Task goal: Identify and pull out each line of the entries in which "fridge" occurs.

— begin Stored rows —

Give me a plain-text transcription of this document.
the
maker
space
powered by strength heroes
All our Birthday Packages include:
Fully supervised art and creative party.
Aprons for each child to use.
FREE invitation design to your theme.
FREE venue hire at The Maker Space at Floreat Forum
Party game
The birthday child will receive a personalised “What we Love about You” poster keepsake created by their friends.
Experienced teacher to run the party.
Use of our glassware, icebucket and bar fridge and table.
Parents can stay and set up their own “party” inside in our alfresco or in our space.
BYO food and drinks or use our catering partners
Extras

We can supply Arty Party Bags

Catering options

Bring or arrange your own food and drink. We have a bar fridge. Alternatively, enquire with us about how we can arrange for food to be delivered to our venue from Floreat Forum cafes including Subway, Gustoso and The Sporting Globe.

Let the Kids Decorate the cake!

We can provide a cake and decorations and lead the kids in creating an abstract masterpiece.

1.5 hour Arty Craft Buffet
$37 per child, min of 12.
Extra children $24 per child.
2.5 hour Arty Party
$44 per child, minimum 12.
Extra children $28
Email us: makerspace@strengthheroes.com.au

— end Stored rows —

The output:
Use of our glassware, icebucket and bar fridge and table.
Bring or arrange your own food and drink. We have a bar fridge. Alternatively, enquire with us about how we can arrange for food to be delivered to our venue from Floreat Forum cafes including Subway, Gustoso and The Sporting Globe.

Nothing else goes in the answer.